%%

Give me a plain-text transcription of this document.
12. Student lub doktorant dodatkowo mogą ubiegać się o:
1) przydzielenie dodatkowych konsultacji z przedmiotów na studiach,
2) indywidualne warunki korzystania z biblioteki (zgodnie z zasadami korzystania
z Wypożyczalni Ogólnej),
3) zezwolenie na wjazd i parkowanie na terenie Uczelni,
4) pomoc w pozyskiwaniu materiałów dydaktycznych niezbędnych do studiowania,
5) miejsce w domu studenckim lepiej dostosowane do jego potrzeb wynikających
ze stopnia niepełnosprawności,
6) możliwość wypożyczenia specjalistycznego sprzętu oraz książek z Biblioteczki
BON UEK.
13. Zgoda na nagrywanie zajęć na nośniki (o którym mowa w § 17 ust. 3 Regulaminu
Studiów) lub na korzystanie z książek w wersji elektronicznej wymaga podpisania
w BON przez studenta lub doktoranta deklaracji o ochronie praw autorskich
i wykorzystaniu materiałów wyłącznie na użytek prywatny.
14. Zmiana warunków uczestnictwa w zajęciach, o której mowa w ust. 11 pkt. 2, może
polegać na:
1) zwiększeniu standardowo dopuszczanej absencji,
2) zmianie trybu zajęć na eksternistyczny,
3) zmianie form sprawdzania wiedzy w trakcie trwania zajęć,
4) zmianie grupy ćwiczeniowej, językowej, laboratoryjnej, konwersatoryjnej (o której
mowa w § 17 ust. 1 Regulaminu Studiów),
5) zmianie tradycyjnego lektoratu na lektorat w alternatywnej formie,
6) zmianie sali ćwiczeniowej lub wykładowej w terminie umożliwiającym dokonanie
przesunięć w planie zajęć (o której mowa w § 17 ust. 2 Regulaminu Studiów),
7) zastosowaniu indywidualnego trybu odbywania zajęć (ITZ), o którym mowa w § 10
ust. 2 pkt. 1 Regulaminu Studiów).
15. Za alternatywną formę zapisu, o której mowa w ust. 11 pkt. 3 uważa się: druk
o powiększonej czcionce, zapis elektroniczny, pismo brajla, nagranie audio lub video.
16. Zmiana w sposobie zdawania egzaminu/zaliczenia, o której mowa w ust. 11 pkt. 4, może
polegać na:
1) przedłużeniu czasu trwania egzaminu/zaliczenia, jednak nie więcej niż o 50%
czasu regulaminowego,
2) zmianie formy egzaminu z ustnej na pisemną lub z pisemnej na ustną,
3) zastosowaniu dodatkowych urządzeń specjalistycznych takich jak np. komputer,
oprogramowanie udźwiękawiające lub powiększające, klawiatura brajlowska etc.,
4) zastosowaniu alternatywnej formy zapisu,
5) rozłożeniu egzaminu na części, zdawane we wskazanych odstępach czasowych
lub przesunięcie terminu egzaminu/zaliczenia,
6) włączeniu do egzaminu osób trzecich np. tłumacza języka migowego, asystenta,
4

%%

# Exercise prompt
Take every line from the data above that holds "trybu" and copy it out.

# Answer to this exercise
2) zmianie trybu zajęć na eksternistyczny,
7) zastosowaniu indywidualnego trybu odbywania zajęć (ITZ), o którym mowa w § 10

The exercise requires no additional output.